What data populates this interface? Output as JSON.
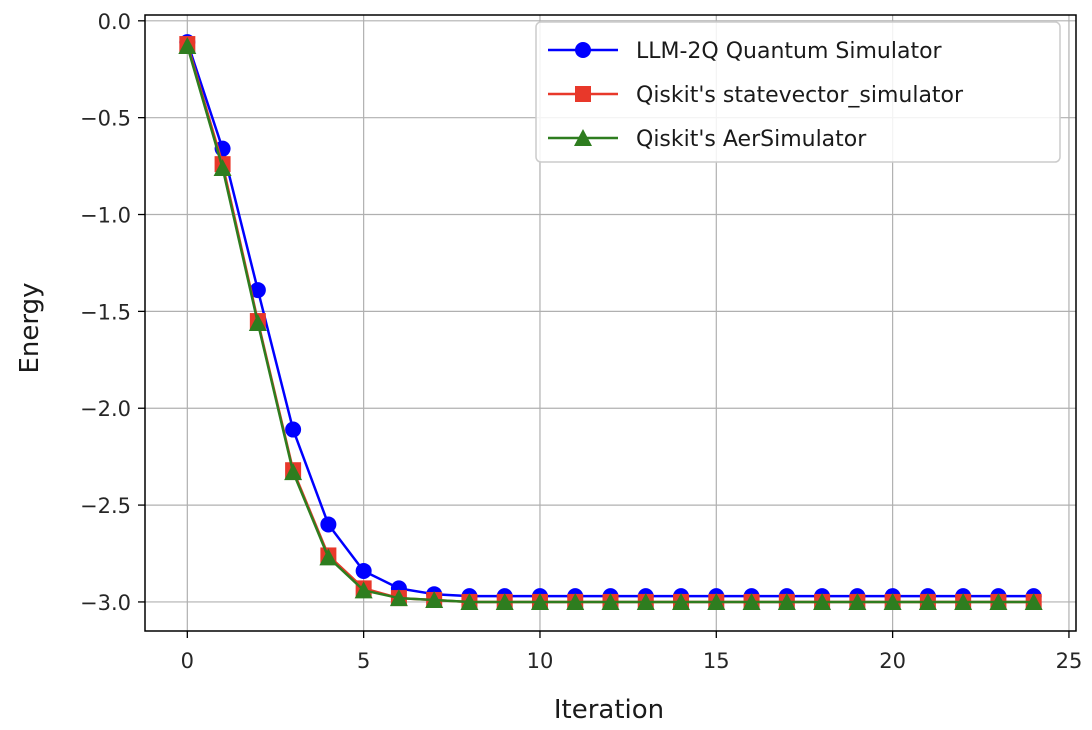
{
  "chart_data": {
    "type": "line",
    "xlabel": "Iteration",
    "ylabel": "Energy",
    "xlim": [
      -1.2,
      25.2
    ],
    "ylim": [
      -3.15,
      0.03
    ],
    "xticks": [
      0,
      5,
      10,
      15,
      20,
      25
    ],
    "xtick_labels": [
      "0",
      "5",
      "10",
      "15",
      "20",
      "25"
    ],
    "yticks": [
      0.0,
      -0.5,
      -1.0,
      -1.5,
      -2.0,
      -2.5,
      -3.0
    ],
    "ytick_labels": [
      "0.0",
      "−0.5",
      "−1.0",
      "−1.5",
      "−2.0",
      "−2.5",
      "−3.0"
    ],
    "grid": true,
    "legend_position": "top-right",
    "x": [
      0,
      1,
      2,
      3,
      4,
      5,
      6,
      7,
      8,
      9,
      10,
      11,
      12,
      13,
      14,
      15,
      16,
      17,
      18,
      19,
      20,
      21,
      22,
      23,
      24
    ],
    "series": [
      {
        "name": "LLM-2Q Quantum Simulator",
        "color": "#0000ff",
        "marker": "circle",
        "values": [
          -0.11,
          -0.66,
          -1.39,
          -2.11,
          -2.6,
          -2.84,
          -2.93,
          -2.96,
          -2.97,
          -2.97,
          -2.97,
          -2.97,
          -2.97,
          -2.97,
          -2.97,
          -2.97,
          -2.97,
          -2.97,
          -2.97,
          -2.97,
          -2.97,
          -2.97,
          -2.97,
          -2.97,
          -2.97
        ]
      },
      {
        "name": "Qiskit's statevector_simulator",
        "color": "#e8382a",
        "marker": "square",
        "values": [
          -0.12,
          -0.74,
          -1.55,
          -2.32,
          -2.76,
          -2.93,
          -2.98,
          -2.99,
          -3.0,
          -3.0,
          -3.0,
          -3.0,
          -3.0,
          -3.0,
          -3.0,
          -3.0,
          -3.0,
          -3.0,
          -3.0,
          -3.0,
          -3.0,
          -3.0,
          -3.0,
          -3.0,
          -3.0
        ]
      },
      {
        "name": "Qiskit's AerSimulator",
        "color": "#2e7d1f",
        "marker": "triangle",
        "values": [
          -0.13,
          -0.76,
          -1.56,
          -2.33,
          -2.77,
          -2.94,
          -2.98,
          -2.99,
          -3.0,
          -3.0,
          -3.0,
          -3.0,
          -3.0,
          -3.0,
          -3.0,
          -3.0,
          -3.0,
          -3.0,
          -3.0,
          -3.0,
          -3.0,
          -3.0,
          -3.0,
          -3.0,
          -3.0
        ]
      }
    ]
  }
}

——

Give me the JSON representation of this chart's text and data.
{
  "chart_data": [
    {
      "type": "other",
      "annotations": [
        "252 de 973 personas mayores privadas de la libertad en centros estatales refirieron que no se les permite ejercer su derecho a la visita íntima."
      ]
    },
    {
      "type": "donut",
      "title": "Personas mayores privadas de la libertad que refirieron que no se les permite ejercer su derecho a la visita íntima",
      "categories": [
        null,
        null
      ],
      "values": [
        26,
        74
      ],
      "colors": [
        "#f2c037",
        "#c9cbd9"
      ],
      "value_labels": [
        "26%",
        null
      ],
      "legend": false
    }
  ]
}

——

Search the data above for the string "visita" and return every line that has it.

### TASK ANSWER
        "252 de 973 personas mayores privadas de la libertad en centros estatales refirieron que no se les permite ejercer su derecho a la visita íntima."
      "title": "Personas mayores privadas de la libertad que refirieron que no se les permite ejercer su derecho a la visita íntima",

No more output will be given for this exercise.